** Objective **
Retype the material below. Keep every word exactly as it is.

** Records for processing **
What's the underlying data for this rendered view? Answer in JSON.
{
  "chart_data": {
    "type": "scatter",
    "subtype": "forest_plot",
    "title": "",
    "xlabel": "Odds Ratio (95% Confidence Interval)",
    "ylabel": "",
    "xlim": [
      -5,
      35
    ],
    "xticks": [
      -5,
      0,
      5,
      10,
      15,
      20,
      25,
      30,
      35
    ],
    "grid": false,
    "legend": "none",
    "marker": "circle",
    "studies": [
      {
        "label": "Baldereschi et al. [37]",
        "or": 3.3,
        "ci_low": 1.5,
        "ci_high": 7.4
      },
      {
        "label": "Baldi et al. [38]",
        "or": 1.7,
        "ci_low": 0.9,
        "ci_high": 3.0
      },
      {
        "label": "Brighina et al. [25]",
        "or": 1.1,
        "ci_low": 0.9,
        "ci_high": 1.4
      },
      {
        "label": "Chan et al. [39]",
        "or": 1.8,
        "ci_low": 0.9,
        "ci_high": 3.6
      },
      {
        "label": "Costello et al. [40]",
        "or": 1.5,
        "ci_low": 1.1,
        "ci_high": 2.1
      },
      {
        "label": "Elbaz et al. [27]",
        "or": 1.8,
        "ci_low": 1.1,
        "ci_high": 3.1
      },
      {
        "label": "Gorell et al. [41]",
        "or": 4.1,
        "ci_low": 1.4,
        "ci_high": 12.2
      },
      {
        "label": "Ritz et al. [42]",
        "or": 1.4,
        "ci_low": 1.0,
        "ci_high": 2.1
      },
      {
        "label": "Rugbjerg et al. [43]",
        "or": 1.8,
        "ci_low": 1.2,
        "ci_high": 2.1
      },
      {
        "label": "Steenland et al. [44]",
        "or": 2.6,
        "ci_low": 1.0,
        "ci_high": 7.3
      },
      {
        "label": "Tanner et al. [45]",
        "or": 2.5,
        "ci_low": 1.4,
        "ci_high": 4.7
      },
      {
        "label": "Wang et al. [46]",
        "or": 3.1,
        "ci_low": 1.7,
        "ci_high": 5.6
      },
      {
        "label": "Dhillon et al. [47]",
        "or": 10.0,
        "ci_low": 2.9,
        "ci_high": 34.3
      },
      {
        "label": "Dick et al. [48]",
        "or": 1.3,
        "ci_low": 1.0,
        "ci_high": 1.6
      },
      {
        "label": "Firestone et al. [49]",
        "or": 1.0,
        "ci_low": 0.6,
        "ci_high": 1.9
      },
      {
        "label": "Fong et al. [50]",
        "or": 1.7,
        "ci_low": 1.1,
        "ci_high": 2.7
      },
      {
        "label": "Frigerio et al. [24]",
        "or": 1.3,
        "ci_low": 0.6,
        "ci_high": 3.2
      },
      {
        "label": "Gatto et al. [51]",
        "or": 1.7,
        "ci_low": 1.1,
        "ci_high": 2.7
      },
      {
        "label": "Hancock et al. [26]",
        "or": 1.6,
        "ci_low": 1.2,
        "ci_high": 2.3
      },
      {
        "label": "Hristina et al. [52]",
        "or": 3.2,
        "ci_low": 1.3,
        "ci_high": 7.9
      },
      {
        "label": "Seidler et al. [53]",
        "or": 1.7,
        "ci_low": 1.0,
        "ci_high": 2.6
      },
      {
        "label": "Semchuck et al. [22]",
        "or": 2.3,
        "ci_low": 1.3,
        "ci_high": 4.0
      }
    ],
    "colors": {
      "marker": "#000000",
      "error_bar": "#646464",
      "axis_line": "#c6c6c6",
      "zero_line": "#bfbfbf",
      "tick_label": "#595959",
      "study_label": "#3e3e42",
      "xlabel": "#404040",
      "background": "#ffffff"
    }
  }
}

** Result of this task **
What's the underlying data for this rendered view? Answer in JSON.
{
  "chart_data": {
    "type": "scatter",
    "subtype": "forest_plot",
    "title": "",
    "xlabel": "Odds Ratio (95% Confidence Interval)",
    "ylabel": "",
    "xlim": [
      -5,
      35
    ],
    "xticks": [
      -5,
      0,
      5,
      10,
      15,
      20,
      25,
      30,
      35
    ],
    "grid": false,
    "legend": "none",
    "marker": "circle",
    "studies": [
      {
        "label": "Baldereschi et al. [37]",
        "or": 3.3,
        "ci_low": 1.5,
        "ci_high": 7.4
      },
      {
        "label": "Baldi et al. [38]",
        "or": 1.7,
        "ci_low": 0.9,
        "ci_high": 3.0
      },
      {
        "label": "Brighina et al. [25]",
        "or": 1.1,
        "ci_low": 0.9,
        "ci_high": 1.4
      },
      {
        "label": "Chan et al. [39]",
        "or": 1.8,
        "ci_low": 0.9,
        "ci_high": 3.6
      },
      {
        "label": "Costello et al. [40]",
        "or": 1.5,
        "ci_low": 1.1,
        "ci_high": 2.1
      },
      {
        "label": "Elbaz et al. [27]",
        "or": 1.8,
        "ci_low": 1.1,
        "ci_high": 3.1
      },
      {
        "label": "Gorell et al. [41]",
        "or": 4.1,
        "ci_low": 1.4,
        "ci_high": 12.2
      },
      {
        "label": "Ritz et al. [42]",
        "or": 1.4,
        "ci_low": 1.0,
        "ci_high": 2.1
      },
      {
        "label": "Rugbjerg et al. [43]",
        "or": 1.8,
        "ci_low": 1.2,
        "ci_high": 2.1
      },
      {
        "label": "Steenland et al. [44]",
        "or": 2.6,
        "ci_low": 1.0,
        "ci_high": 7.3
      },
      {
        "label": "Tanner et al. [45]",
        "or": 2.5,
        "ci_low": 1.4,
        "ci_high": 4.7
      },
      {
        "label": "Wang et al. [46]",
        "or": 3.1,
        "ci_low": 1.7,
        "ci_high": 5.6
      },
      {
        "label": "Dhillon et al. [47]",
        "or": 10.0,
        "ci_low": 2.9,
        "ci_high": 34.3
      },
      {
        "label": "Dick et al. [48]",
        "or": 1.3,
        "ci_low": 1.0,
        "ci_high": 1.6
      },
      {
        "label": "Firestone et al. [49]",
        "or": 1.0,
        "ci_low": 0.6,
        "ci_high": 1.9
      },
      {
        "label": "Fong et al. [50]",
        "or": 1.7,
        "ci_low": 1.1,
        "ci_high": 2.7
      },
      {
        "label": "Frigerio et al. [24]",
        "or": 1.3,
        "ci_low": 0.6,
        "ci_high": 3.2
      },
      {
        "label": "Gatto et al. [51]",
        "or": 1.7,
        "ci_low": 1.1,
        "ci_high": 2.7
      },
      {
        "label": "Hancock et al. [26]",
        "or": 1.6,
        "ci_low": 1.2,
        "ci_high": 2.3
      },
      {
        "label": "Hristina et al. [52]",
        "or": 3.2,
        "ci_low": 1.3,
        "ci_high": 7.9
      },
      {
        "label": "Seidler et al. [53]",
        "or": 1.7,
        "ci_low": 1.0,
        "ci_high": 2.6
      },
      {
        "label": "Semchuck et al. [22]",
        "or": 2.3,
        "ci_low": 1.3,
        "ci_high": 4.0
      }
    ],
    "colors": {
      "marker": "#000000",
      "error_bar": "#646464",
      "axis_line": "#c6c6c6",
      "zero_line": "#bfbfbf",
      "tick_label": "#595959",
      "study_label": "#3e3e42",
      "xlabel": "#404040",
      "background": "#ffffff"
    }
  }
}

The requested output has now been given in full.